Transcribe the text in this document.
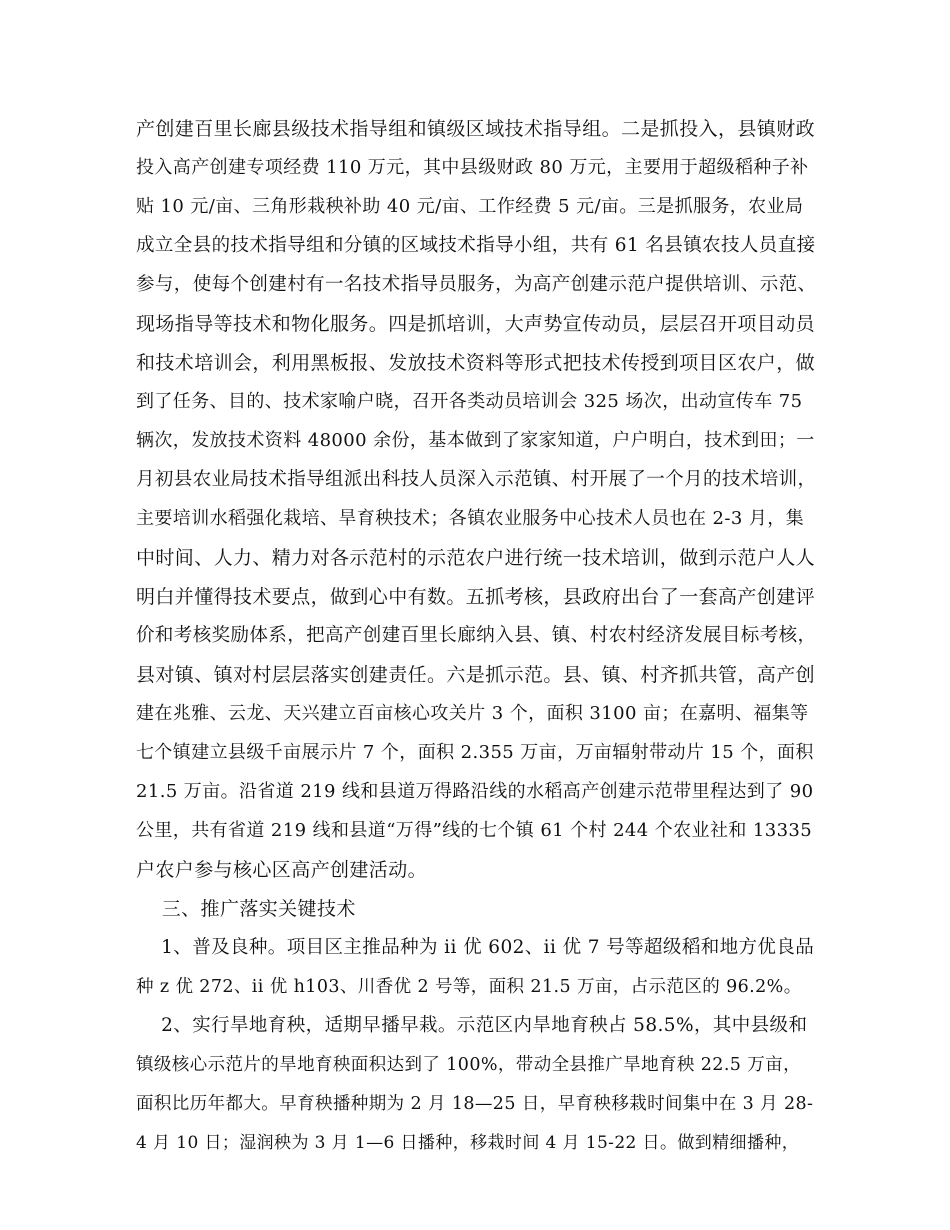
产创建百里长廊县级技术指导组和镇级区域技术指导组。二是抓投入，县镇财政
投入高产创建专项经费 110 万元，其中县级财政 80 万元，主要用于超级稻种子补
贴 10 元/亩、三角形栽秧补助 40 元/亩、工作经费 5 元/亩。三是抓服务，农业局
成立全县的技术指导组和分镇的区域技术指导小组，共有 61 名县镇农技人员直接
参与，使每个创建村有一名技术指导员服务，为高产创建示范户提供培训、示范、
现场指导等技术和物化服务。四是抓培训，大声势宣传动员，层层召开项目动员
和技术培训会，利用黑板报、发放技术资料等形式把技术传授到项目区农户，做
到了任务、目的、技术家喻户晓，召开各类动员培训会 325 场次，出动宣传车 75
辆次，发放技术资料 48000 余份，基本做到了家家知道，户户明白，技术到田；一
月初县农业局技术指导组派出科技人员深入示范镇、村开展了一个月的技术培训，
主要培训水稻强化栽培、旱育秧技术；各镇农业服务中心技术人员也在 2-3 月，集
中时间、人力、精力对各示范村的示范农户进行统一技术培训，做到示范户人人
明白并懂得技术要点，做到心中有数。五抓考核，县政府出台了一套高产创建评
价和考核奖励体系，把高产创建百里长廊纳入县、镇、村农村经济发展目标考核，
县对镇、镇对村层层落实创建责任。六是抓示范。县、镇、村齐抓共管，高产创
建在兆雅、云龙、天兴建立百亩核心攻关片 3 个，面积 3100 亩；在嘉明、福集等
七个镇建立县级千亩展示片 7 个，面积 2.355 万亩，万亩辐射带动片 15 个，面积
21.5 万亩。沿省道 219 线和县道万得路沿线的水稻高产创建示范带里程达到了 90
公里，共有省道 219 线和县道“万得”线的七个镇 61 个村 244 个农业社和 13335
户农户参与核心区高产创建活动。
三、推广落实关键技术
1、普及良种。项目区主推品种为 ii 优 602、ii 优 7 号等超级稻和地方优良品
种 z 优 272、ii 优 h103、川香优 2 号等，面积 21.5 万亩，占示范区的 96.2%。
2、实行旱地育秧，适期早播早栽。示范区内旱地育秧占 58.5%，其中县级和
镇级核心示范片的旱地育秧面积达到了 100%，带动全县推广旱地育秧 22.5 万亩，
面积比历年都大。早育秧播种期为 2 月 18—25 日，早育秧移栽时间集中在 3 月 28-
4 月 10 日；湿润秧为 3 月 1—6 日播种，移栽时间 4 月 15-22 日。做到精细播种，
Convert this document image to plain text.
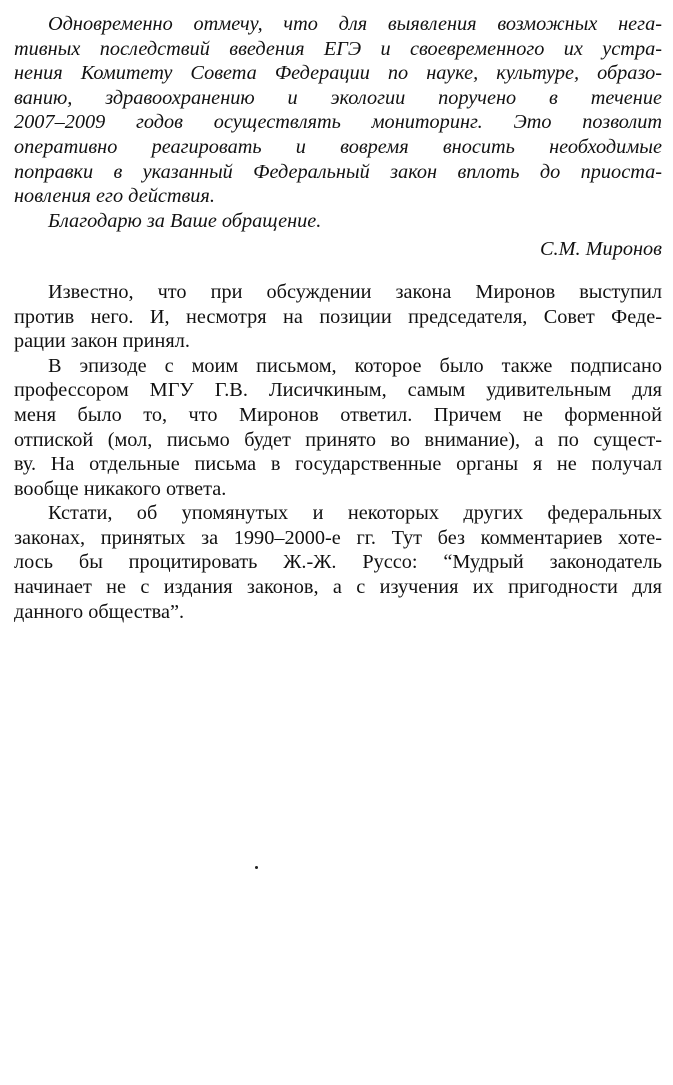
Одновременно отмечу, что для выявления возможных нега-

тивных последствий введения ЕГЭ и своевременного их устра-

нения Комитету Совета Федерации по науке, культуре, образо-

ванию, здравоохранению и экологии поручено в течение

2007–2009 годов осуществлять мониторинг. Это позволит

оперативно реагировать и вовремя вносить необходимые

поправки в указанный Федеральный закон вплоть до приоста-

новления его действия.

Благодарю за Ваше обращение.

С.М. Миронов

Известно, что при обсуждении закона Миронов выступил

против него. И, несмотря на позиции председателя, Совет Феде-

рации закон принял.

В эпизоде с моим письмом, которое было также подписано

профессором МГУ Г.В. Лисичкиным, самым удивительным для

меня было то, что Миронов ответил. Причем не форменной

отпиской (мол, письмо будет принято во внимание), а по сущест-

ву. На отдельные письма в государственные органы я не получал

вообще никакого ответа.

Кстати, об упомянутых и некоторых других федеральных

законах, принятых за 1990–2000-е гг. Тут без комментариев хоте-

лось бы процитировать Ж.-Ж. Руссо: “Мудрый законодатель

начинает не с издания законов, а с изучения их пригодности для

данного общества”.
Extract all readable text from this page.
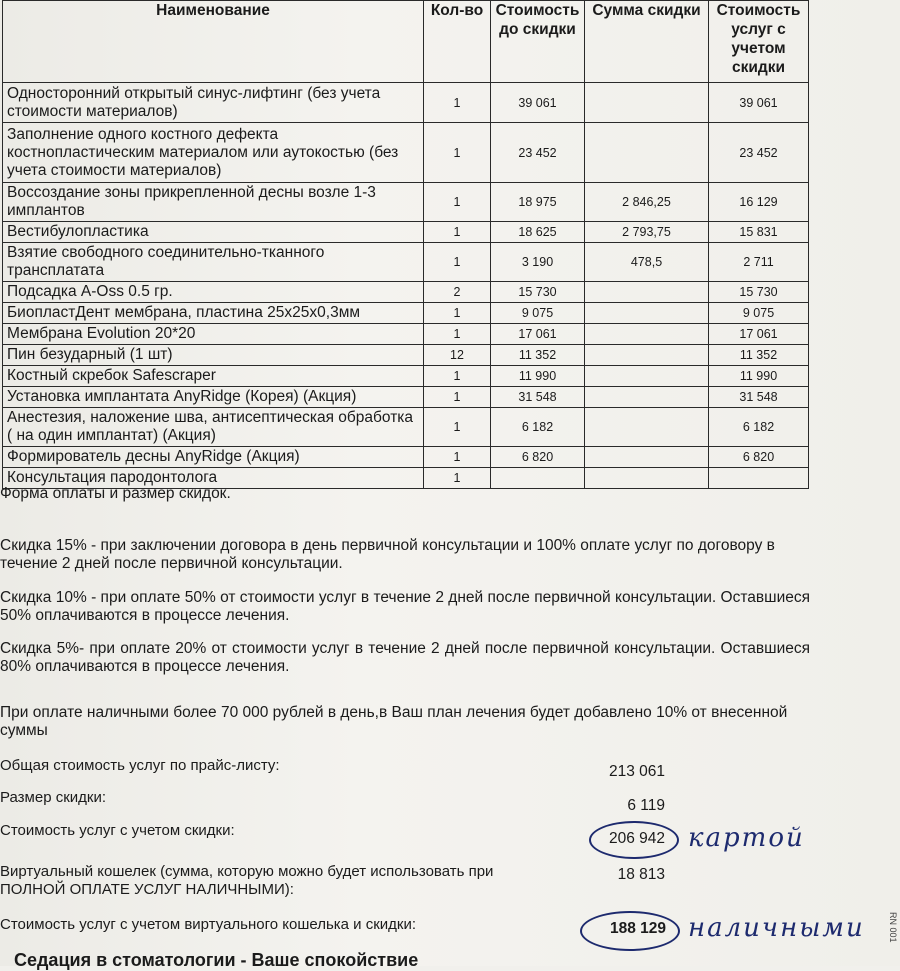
Наименование	Кол-во	Стоимость до скидки	Сумма скидки	Стоимость услуг с учетом скидки
Односторонний открытый синус-лифтинг (без учета стоимости материалов)	1	39 061		39 061
Заполнение одного костного дефекта костнопластическим материалом или аутокостью (без учета стоимости материалов)	1	23 452		23 452
Воссоздание зоны прикрепленной десны возле 1-3 имплантов	1	18 975	2 846,25	16 129
Вестибулопластика	1	18 625	2 793,75	15 831
Взятие свободного соединительно-тканного трансплатата	1	3 190	478,5	2 711
Подсадка A-Oss 0.5 гр.	2	15 730		15 730
БиопластДент мембрана, пластина 25x25x0,3мм	1	9 075		9 075
Мембрана Evolution 20*20	1	17 061		17 061
Пин безударный (1 шт)	12	11 352		11 352
Костный скребок Safescraper	1	11 990		11 990
Установка имплантата AnyRidge (Корея) (Акция)	1	31 548		31 548
Анестезия, наложение шва, антисептическая обработка ( на один имплантат) (Акция)	1	6 182		6 182
Формирователь десны AnyRidge (Акция)	1	6 820		6 820
Консультация пародонтолога	1			
Форма оплаты и размер скидок.
Скидка 15% - при заключении договора в день первичной консультации и 100% оплате услуг по договору в течение 2 дней после первичной консультации.
Скидка 10% - при оплате 50% от стоимости услуг в течение 2 дней после первичной консультации. Оставшиеся 50% оплачиваются в процессе лечения.
Скидка 5%- при оплате 20% от стоимости услуг в течение 2 дней после первичной консультации. Оставшиеся 80% оплачиваются в процессе лечения.
При оплате наличными более 70 000 рублей в день,в Ваш план лечения будет добавлено 10% от внесенной суммы
Общая стоимость услуг по прайс-листу:	213 061
Размер скидки:	6 119
Стоимость услуг с учетом скидки:	206 942 картой
Виртуальный кошелек (сумма, которую можно будет использовать при
ПОЛНОЙ ОПЛАТЕ УСЛУГ НАЛИЧНЫМИ):
18 813
Стоимость услуг с учетом виртуального кошелька и скидки:	188 129 наличными
Седация в стоматологии - Ваше спокойствие
RN 001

_Brief:_ The listing above must be printed again exactly, minus its pictures.

_Answer in full:_
Transcribe the text in this document.
产创建百里长廊县级技术指导组和镇级区域技术指导组。二是抓投入，县镇财政
投入高产创建专项经费 110 万元，其中县级财政 80 万元，主要用于超级稻种子补
贴 10 元/亩、三角形栽秧补助 40 元/亩、工作经费 5 元/亩。三是抓服务，农业局
成立全县的技术指导组和分镇的区域技术指导小组，共有 61 名县镇农技人员直接
参与，使每个创建村有一名技术指导员服务，为高产创建示范户提供培训、示范、
现场指导等技术和物化服务。四是抓培训，大声势宣传动员，层层召开项目动员
和技术培训会，利用黑板报、发放技术资料等形式把技术传授到项目区农户，做
到了任务、目的、技术家喻户晓，召开各类动员培训会 325 场次，出动宣传车 75
辆次，发放技术资料 48000 余份，基本做到了家家知道，户户明白，技术到田；一
月初县农业局技术指导组派出科技人员深入示范镇、村开展了一个月的技术培训，
主要培训水稻强化栽培、旱育秧技术；各镇农业服务中心技术人员也在 2-3 月，集
中时间、人力、精力对各示范村的示范农户进行统一技术培训，做到示范户人人
明白并懂得技术要点，做到心中有数。五抓考核，县政府出台了一套高产创建评
价和考核奖励体系，把高产创建百里长廊纳入县、镇、村农村经济发展目标考核，
县对镇、镇对村层层落实创建责任。六是抓示范。县、镇、村齐抓共管，高产创
建在兆雅、云龙、天兴建立百亩核心攻关片 3 个，面积 3100 亩；在嘉明、福集等
七个镇建立县级千亩展示片 7 个，面积 2.355 万亩，万亩辐射带动片 15 个，面积
21.5 万亩。沿省道 219 线和县道万得路沿线的水稻高产创建示范带里程达到了 90
公里，共有省道 219 线和县道“万得”线的七个镇 61 个村 244 个农业社和 13335
户农户参与核心区高产创建活动。
三、推广落实关键技术
1、普及良种。项目区主推品种为 ii 优 602、ii 优 7 号等超级稻和地方优良品
种 z 优 272、ii 优 h103、川香优 2 号等，面积 21.5 万亩，占示范区的 96.2%。
2、实行旱地育秧，适期早播早栽。示范区内旱地育秧占 58.5%，其中县级和
镇级核心示范片的旱地育秧面积达到了 100%，带动全县推广旱地育秧 22.5 万亩，
面积比历年都大。早育秧播种期为 2 月 18—25 日，早育秧移栽时间集中在 3 月 28-
4 月 10 日；湿润秧为 3 月 1—6 日播种，移栽时间 4 月 15-22 日。做到精细播种，
Convert this document image to plain text.
Одновременно отмечу, что для выявления возможных нега-

тивных последствий введения ЕГЭ и своевременного их устра-

нения Комитету Совета Федерации по науке, культуре, образо-

ванию, здравоохранению и экологии поручено в течение

2007–2009 годов осуществлять мониторинг. Это позволит

оперативно реагировать и вовремя вносить необходимые

поправки в указанный Федеральный закон вплоть до приоста-

новления его действия.

Благодарю за Ваше обращение.

С.М. Миронов

Известно, что при обсуждении закона Миронов выступил

против него. И, несмотря на позиции председателя, Совет Феде-

рации закон принял.

В эпизоде с моим письмом, которое было также подписано

профессором МГУ Г.В. Лисичкиным, самым удивительным для

меня было то, что Миронов ответил. Причем не форменной

отпиской (мол, письмо будет принято во внимание), а по сущест-

ву. На отдельные письма в государственные органы я не получал

вообще никакого ответа.

Кстати, об упомянутых и некоторых других федеральных

законах, принятых за 1990–2000-е гг. Тут без комментариев хоте-

лось бы процитировать Ж.-Ж. Руссо: “Мудрый законодатель

начинает не с издания законов, а с изучения их пригодности для

данного общества”.
Extract all readable text from this page.
Наименование	Кол-во	Стоимость до скидки	Сумма скидки	Стоимость услуг с учетом скидки
Односторонний открытый синус-лифтинг (без учета стоимости материалов)	1	39 061		39 061
Заполнение одного костного дефекта костнопластическим материалом или аутокостью (без учета стоимости материалов)	1	23 452		23 452
Воссоздание зоны прикрепленной десны возле 1-3 имплантов	1	18 975	2 846,25	16 129
Вестибулопластика	1	18 625	2 793,75	15 831
Взятие свободного соединительно-тканного трансплатата	1	3 190	478,5	2 711
Подсадка A-Oss 0.5 гр.	2	15 730		15 730
БиопластДент мембрана, пластина 25x25x0,3мм	1	9 075		9 075
Мембрана Evolution 20*20	1	17 061		17 061
Пин безударный (1 шт)	12	11 352		11 352
Костный скребок Safescraper	1	11 990		11 990
Установка имплантата AnyRidge (Корея) (Акция)	1	31 548		31 548
Анестезия, наложение шва, антисептическая обработка ( на один имплантат) (Акция)	1	6 182		6 182
Формирователь десны AnyRidge (Акция)	1	6 820		6 820
Консультация пародонтолога	1			
Форма оплаты и размер скидок.
Скидка 15% - при заключении договора в день первичной консультации и 100% оплате услуг по договору в течение 2 дней после первичной консультации.
Скидка 10% - при оплате 50% от стоимости услуг в течение 2 дней после первичной консультации. Оставшиеся 50% оплачиваются в процессе лечения.
Скидка 5%- при оплате 20% от стоимости услуг в течение 2 дней после первичной консультации. Оставшиеся 80% оплачиваются в процессе лечения.
При оплате наличными более 70 000 рублей в день,в Ваш план лечения будет добавлено 10% от внесенной суммы
Общая стоимость услуг по прайс-листу:	213 061
Размер скидки:	6 119
Стоимость услуг с учетом скидки:	206 942 картой
Виртуальный кошелек (сумма, которую можно будет использовать при
ПОЛНОЙ ОПЛАТЕ УСЛУГ НАЛИЧНЫМИ):
18 813
Стоимость услуг с учетом виртуального кошелька и скидки:	188 129 наличными
Седация в стоматологии - Ваше спокойствие
RN 001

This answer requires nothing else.